Raw data »
---
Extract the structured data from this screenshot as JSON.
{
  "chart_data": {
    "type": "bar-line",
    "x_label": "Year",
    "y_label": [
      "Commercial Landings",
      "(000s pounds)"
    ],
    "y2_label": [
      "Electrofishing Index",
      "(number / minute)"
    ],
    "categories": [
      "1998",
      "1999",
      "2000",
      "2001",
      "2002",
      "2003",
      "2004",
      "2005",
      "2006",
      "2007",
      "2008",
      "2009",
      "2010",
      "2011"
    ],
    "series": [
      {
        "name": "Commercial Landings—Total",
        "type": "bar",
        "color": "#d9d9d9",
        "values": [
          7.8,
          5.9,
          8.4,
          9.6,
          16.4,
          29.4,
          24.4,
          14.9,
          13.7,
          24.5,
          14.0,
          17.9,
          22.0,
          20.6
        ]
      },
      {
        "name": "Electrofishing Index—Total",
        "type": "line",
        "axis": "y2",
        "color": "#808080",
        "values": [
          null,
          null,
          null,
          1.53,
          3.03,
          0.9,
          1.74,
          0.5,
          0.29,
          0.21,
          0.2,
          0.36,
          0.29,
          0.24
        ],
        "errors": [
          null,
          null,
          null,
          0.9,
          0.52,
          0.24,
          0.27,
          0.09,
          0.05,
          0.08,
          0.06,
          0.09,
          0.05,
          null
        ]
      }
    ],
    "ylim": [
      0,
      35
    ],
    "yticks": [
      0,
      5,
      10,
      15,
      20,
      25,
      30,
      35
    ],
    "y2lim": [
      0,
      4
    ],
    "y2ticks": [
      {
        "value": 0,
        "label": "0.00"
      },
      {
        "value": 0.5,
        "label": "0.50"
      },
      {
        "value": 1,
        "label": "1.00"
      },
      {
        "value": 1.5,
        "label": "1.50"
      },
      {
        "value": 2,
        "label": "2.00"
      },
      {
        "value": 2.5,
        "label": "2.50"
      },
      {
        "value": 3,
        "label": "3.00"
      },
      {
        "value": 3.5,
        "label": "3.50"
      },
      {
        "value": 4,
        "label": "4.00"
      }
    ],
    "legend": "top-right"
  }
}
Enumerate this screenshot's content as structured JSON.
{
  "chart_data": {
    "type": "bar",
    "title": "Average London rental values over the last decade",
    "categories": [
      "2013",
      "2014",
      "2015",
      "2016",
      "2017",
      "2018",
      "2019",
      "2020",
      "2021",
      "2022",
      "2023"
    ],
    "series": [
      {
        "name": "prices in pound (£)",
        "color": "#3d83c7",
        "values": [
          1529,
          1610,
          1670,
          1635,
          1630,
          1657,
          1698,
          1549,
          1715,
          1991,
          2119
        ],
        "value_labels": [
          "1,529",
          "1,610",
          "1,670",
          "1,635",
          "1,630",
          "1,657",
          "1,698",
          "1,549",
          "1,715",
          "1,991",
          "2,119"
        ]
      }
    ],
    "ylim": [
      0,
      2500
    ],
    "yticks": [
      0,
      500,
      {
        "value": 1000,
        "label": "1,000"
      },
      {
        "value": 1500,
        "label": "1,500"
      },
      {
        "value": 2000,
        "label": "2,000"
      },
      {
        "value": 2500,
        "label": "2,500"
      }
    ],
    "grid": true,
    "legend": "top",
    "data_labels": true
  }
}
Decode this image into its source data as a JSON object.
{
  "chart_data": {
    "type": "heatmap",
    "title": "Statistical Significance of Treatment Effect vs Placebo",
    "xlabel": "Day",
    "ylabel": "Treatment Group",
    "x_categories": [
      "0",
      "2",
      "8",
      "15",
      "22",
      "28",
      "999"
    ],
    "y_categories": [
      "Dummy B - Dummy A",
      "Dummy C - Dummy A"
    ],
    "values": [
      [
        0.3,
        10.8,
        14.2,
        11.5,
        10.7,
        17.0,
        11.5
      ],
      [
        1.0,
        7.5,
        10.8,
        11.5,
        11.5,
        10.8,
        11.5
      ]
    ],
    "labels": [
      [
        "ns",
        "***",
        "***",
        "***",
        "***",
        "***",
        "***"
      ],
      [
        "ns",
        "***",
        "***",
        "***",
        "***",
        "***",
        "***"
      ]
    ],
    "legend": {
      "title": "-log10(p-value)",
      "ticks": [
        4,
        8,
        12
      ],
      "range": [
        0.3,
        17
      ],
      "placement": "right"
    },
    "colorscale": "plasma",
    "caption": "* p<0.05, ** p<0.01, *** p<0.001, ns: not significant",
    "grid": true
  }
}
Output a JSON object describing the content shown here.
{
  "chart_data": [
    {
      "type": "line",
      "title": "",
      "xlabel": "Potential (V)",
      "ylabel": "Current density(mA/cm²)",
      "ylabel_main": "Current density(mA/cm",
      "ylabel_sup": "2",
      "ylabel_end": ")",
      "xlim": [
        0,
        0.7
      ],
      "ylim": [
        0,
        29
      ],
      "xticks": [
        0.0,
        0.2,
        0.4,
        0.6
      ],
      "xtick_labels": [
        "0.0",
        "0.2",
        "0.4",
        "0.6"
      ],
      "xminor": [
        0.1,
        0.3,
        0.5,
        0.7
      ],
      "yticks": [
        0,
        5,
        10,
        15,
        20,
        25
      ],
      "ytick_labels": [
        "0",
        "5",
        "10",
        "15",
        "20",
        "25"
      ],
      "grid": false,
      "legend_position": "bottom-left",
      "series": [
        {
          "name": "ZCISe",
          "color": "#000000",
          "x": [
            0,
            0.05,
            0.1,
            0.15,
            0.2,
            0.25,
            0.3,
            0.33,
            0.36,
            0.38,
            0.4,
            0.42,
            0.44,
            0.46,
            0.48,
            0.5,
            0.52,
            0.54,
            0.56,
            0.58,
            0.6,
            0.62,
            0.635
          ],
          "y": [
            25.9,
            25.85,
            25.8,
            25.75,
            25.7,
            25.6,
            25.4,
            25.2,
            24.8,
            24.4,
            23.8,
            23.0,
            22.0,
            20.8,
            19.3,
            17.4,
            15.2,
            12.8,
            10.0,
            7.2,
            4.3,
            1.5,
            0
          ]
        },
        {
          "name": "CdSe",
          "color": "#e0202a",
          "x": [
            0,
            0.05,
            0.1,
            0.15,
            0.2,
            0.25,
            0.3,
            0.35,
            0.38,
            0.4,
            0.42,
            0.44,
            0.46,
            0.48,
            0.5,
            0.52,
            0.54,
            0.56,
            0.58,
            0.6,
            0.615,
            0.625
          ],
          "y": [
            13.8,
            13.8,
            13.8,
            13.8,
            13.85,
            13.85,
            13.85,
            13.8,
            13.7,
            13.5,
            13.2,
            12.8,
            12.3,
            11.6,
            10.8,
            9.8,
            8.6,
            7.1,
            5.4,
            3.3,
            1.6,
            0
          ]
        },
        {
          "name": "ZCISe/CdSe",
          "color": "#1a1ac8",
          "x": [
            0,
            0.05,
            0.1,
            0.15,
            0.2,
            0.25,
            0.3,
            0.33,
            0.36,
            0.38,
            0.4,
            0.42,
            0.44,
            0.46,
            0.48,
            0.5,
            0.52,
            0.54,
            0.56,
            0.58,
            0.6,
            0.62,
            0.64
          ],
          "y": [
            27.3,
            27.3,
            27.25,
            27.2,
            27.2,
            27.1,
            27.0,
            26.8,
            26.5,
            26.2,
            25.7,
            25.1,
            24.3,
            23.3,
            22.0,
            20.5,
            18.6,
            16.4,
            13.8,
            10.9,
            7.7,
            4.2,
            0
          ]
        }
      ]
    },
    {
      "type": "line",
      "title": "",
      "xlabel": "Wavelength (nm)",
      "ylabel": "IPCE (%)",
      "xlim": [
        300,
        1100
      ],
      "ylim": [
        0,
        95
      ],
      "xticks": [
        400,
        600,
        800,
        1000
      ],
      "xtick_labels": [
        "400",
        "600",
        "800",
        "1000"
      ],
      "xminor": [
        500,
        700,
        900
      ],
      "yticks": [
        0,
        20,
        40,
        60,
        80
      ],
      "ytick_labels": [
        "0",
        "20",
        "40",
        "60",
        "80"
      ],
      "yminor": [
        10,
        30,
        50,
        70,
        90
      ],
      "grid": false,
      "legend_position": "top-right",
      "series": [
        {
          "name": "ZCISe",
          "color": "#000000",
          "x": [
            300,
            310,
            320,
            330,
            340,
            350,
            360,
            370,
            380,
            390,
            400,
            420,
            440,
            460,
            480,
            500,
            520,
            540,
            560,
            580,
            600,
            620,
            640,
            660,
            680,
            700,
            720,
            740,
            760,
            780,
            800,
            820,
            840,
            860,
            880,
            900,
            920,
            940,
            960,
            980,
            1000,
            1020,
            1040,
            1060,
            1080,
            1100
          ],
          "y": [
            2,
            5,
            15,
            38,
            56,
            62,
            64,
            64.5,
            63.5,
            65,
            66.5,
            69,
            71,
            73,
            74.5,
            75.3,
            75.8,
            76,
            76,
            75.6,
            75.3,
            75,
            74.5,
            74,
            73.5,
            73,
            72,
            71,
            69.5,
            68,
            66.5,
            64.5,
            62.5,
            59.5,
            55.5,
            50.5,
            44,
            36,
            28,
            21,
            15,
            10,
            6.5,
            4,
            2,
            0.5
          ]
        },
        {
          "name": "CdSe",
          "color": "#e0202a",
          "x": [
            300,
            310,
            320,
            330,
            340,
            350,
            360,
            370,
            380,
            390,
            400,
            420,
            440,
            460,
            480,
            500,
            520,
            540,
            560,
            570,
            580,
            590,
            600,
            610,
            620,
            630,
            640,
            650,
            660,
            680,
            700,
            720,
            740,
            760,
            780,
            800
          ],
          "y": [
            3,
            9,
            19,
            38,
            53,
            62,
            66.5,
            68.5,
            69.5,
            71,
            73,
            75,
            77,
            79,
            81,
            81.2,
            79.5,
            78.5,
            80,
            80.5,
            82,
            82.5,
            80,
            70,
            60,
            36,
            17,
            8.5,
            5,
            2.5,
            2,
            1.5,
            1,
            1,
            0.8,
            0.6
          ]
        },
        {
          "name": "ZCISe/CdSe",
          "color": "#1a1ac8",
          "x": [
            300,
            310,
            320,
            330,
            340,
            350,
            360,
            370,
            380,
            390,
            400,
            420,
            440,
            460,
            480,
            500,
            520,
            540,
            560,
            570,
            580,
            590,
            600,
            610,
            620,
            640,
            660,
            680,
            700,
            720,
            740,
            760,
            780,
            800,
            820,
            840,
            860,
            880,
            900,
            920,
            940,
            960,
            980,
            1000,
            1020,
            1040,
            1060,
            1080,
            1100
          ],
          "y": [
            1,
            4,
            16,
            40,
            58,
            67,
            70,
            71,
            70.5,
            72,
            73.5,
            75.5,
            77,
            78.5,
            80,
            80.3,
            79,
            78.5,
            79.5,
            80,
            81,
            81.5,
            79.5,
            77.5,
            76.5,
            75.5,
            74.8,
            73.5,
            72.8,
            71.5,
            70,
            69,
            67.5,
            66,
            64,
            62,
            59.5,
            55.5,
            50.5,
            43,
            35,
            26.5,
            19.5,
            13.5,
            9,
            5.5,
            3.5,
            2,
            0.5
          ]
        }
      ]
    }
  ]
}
---
What you need to do » In the records, locate each line holding the string "JSON" and copy it.

Response »
Extract the structured data from this screenshot as JSON.
Enumerate this screenshot's content as structured JSON.
Decode this image into its source data as a JSON object.
Output a JSON object describing the content shown here.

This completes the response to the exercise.